* TASK PROMPT
Each entry below should be reproduced character for character.

(Records from a data source)
****

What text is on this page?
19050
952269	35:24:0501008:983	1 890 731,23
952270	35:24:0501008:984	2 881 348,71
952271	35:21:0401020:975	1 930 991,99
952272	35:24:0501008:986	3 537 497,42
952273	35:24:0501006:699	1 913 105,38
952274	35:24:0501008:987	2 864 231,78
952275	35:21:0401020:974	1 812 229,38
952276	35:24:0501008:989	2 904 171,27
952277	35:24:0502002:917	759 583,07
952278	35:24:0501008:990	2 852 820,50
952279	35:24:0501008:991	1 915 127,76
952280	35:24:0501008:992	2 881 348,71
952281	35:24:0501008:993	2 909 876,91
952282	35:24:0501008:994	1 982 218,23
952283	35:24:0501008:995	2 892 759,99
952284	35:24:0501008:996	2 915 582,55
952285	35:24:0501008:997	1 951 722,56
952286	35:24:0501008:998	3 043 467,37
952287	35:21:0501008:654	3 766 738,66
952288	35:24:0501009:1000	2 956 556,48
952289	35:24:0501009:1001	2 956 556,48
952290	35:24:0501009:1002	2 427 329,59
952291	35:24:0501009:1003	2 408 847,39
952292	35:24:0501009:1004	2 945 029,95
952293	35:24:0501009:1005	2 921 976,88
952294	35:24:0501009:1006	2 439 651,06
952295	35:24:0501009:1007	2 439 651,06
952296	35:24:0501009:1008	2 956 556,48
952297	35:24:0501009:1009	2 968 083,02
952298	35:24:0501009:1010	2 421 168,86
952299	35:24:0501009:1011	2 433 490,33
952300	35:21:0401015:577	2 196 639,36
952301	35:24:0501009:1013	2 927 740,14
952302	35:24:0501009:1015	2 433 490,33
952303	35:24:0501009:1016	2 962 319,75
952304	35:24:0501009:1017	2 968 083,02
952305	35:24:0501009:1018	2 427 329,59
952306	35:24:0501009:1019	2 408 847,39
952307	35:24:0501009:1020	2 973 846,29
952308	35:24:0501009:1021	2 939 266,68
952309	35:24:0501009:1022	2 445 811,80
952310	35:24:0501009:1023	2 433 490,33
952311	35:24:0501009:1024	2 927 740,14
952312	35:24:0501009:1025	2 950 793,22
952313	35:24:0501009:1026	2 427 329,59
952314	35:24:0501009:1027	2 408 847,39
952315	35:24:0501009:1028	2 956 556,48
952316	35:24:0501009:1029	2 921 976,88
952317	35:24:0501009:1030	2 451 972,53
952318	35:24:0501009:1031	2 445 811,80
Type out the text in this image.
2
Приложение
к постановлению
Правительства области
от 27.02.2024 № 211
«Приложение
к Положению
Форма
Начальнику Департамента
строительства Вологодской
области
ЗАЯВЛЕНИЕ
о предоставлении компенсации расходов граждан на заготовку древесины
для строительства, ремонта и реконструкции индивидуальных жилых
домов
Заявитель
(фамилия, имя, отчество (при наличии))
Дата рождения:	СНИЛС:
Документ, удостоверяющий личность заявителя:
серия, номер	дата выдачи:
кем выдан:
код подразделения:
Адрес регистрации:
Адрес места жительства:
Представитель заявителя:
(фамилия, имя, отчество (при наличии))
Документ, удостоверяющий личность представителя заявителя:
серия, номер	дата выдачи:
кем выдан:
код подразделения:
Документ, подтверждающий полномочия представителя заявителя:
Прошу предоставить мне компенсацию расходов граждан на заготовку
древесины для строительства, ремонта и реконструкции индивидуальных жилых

****

* RESPONSE
What text is on this page?
19050
952269	35:24:0501008:983	1 890 731,23
952270	35:24:0501008:984	2 881 348,71
952271	35:21:0401020:975	1 930 991,99
952272	35:24:0501008:986	3 537 497,42
952273	35:24:0501006:699	1 913 105,38
952274	35:24:0501008:987	2 864 231,78
952275	35:21:0401020:974	1 812 229,38
952276	35:24:0501008:989	2 904 171,27
952277	35:24:0502002:917	759 583,07
952278	35:24:0501008:990	2 852 820,50
952279	35:24:0501008:991	1 915 127,76
952280	35:24:0501008:992	2 881 348,71
952281	35:24:0501008:993	2 909 876,91
952282	35:24:0501008:994	1 982 218,23
952283	35:24:0501008:995	2 892 759,99
952284	35:24:0501008:996	2 915 582,55
952285	35:24:0501008:997	1 951 722,56
952286	35:24:0501008:998	3 043 467,37
952287	35:21:0501008:654	3 766 738,66
952288	35:24:0501009:1000	2 956 556,48
952289	35:24:0501009:1001	2 956 556,48
952290	35:24:0501009:1002	2 427 329,59
952291	35:24:0501009:1003	2 408 847,39
952292	35:24:0501009:1004	2 945 029,95
952293	35:24:0501009:1005	2 921 976,88
952294	35:24:0501009:1006	2 439 651,06
952295	35:24:0501009:1007	2 439 651,06
952296	35:24:0501009:1008	2 956 556,48
952297	35:24:0501009:1009	2 968 083,02
952298	35:24:0501009:1010	2 421 168,86
952299	35:24:0501009:1011	2 433 490,33
952300	35:21:0401015:577	2 196 639,36
952301	35:24:0501009:1013	2 927 740,14
952302	35:24:0501009:1015	2 433 490,33
952303	35:24:0501009:1016	2 962 319,75
952304	35:24:0501009:1017	2 968 083,02
952305	35:24:0501009:1018	2 427 329,59
952306	35:24:0501009:1019	2 408 847,39
952307	35:24:0501009:1020	2 973 846,29
952308	35:24:0501009:1021	2 939 266,68
952309	35:24:0501009:1022	2 445 811,80
952310	35:24:0501009:1023	2 433 490,33
952311	35:24:0501009:1024	2 927 740,14
952312	35:24:0501009:1025	2 950 793,22
952313	35:24:0501009:1026	2 427 329,59
952314	35:24:0501009:1027	2 408 847,39
952315	35:24:0501009:1028	2 956 556,48
952316	35:24:0501009:1029	2 921 976,88
952317	35:24:0501009:1030	2 451 972,53
952318	35:24:0501009:1031	2 445 811,80
Type out the text in this image.
2
Приложение
к постановлению
Правительства области
от 27.02.2024 № 211
«Приложение
к Положению
Форма
Начальнику Департамента
строительства Вологодской
области
ЗАЯВЛЕНИЕ
о предоставлении компенсации расходов граждан на заготовку древесины
для строительства, ремонта и реконструкции индивидуальных жилых
домов
Заявитель
(фамилия, имя, отчество (при наличии))
Дата рождения:	СНИЛС:
Документ, удостоверяющий личность заявителя:
серия, номер	дата выдачи:
кем выдан:
код подразделения:
Адрес регистрации:
Адрес места жительства:
Представитель заявителя:
(фамилия, имя, отчество (при наличии))
Документ, удостоверяющий личность представителя заявителя:
серия, номер	дата выдачи:
кем выдан:
код подразделения:
Документ, подтверждающий полномочия представителя заявителя:
Прошу предоставить мне компенсацию расходов граждан на заготовку
древесины для строительства, ремонта и реконструкции индивидуальных жилых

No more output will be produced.